Passage shown →
The author has succeeded, indeed, in steering a safe course between the Scylla of adulatory comrades and the Charybdis of enemies of the system or, as he would perhaps prefer to formulate it, between the Daily Worker and the Dies Committee; still, we shall not be surprised that an objectivity resulting from an equidistance from two parochialisms does not rise very high above the level on which the exaggerated distortions occur. In order to illustrate the result, I shall comment on a few of the points that attracted my attention in the chapter on “The Soviet State.”

(1) On pages 291 ff. the author discusses the election system of 1918, with its method of indirect election, under which the lower Soviets send delegates to the next higher, through a hierarchy of four levels, up to the central representation. Schuman compares this system with the indirect election of the United States Senate and president under the constitutional provisions of 1789 and with “the traditional form of American political party organization.”

The com­parison, which obviously tries to engage the reader’s sympathy, is mistaken. In the first place, the Russian indirect system was applied, not to a Senate or president, but to a body that functionally would correspond to the House of Representatives. In the second place, the American indirect election has one level of indirection, and not four like the Russian, for the vast majority of the electorate; and third, the election to a representative legislative body is one thing, while an internal party organization is quite another.

Provided material →
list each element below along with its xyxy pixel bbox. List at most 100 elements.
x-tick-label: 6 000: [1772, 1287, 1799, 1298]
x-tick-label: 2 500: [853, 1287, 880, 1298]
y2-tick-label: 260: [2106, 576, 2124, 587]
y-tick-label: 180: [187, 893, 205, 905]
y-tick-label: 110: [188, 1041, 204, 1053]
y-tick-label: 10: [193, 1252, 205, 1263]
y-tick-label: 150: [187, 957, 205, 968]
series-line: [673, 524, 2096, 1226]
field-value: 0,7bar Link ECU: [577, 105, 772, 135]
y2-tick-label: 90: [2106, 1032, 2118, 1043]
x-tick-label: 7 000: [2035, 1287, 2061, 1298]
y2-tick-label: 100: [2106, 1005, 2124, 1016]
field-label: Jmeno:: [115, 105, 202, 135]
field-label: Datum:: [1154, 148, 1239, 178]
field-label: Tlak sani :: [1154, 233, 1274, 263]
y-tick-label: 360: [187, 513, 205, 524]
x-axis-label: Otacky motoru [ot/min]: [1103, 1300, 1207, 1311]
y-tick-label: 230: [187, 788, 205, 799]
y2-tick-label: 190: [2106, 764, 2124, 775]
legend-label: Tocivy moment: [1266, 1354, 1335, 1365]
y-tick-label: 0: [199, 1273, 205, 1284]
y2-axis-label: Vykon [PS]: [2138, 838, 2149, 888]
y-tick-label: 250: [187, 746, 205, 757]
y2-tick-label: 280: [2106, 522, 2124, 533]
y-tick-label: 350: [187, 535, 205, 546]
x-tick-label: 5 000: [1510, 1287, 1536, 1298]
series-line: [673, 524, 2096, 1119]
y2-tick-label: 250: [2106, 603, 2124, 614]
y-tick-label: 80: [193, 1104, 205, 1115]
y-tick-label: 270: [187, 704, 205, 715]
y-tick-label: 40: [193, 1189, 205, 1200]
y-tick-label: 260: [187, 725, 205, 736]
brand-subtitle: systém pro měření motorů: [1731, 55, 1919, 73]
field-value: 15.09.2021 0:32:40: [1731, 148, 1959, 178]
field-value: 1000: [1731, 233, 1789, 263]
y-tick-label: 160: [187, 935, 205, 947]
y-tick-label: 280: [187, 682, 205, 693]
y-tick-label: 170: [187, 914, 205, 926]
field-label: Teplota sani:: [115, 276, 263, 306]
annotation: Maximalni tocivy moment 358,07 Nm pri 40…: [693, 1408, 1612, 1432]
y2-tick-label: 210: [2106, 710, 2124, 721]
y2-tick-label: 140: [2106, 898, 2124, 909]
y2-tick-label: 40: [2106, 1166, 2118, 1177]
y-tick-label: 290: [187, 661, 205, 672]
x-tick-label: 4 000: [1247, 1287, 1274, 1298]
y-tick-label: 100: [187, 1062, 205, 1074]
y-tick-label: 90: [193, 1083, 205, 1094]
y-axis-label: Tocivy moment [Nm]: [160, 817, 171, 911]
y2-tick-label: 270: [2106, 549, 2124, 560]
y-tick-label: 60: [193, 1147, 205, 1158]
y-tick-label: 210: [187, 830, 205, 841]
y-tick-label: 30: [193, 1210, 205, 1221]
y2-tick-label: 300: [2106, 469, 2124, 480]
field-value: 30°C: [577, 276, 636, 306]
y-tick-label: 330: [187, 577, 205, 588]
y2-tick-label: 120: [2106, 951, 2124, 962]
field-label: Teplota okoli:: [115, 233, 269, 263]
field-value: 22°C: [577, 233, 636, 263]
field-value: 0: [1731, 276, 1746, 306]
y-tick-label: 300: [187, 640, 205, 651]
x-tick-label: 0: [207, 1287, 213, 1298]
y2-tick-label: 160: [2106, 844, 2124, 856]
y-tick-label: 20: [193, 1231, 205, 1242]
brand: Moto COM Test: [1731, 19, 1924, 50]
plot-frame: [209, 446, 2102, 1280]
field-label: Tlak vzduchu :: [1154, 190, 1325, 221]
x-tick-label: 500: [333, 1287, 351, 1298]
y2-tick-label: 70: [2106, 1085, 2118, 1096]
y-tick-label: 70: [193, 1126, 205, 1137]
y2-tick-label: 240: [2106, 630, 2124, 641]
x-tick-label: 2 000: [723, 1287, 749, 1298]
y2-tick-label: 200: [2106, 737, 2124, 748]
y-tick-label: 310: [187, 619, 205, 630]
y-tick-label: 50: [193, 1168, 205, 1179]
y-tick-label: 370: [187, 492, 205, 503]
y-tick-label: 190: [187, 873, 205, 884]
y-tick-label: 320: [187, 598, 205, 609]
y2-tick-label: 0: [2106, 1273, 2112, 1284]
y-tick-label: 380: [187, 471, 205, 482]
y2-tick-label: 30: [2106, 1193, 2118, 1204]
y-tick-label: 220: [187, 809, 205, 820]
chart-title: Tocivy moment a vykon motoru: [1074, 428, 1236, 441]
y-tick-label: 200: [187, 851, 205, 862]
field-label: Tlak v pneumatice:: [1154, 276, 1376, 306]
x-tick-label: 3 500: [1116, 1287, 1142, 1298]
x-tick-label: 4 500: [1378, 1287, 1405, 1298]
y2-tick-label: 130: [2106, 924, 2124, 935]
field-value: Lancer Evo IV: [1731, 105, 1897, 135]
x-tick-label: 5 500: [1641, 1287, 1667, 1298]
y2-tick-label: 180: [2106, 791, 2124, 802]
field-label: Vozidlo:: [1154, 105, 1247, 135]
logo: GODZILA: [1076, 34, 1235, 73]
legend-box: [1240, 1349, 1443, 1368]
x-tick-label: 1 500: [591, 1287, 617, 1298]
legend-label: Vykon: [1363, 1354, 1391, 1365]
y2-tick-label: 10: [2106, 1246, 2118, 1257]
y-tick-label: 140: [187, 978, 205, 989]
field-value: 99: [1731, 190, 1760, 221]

What the exercise asks → For each statement, answer yes or no based on the review, and quote the words that decide it. 1. The 1918 Russian election system sent delegates up through a hierarchy of four levels. 2. Schuman compares the Russian system with the indirect election of the House of Representatives. 3. The reviewer judges Schuman's comparison to be correct. The data have no connection to the review.

Final result →
1. Yes: "through a hierarchy of four levels, up to the central representation"
2. No: "Schuman compares this system with the indirect election of the United States Senate and president under the constitutional provisions of 1789"
3. No: "is mistaken"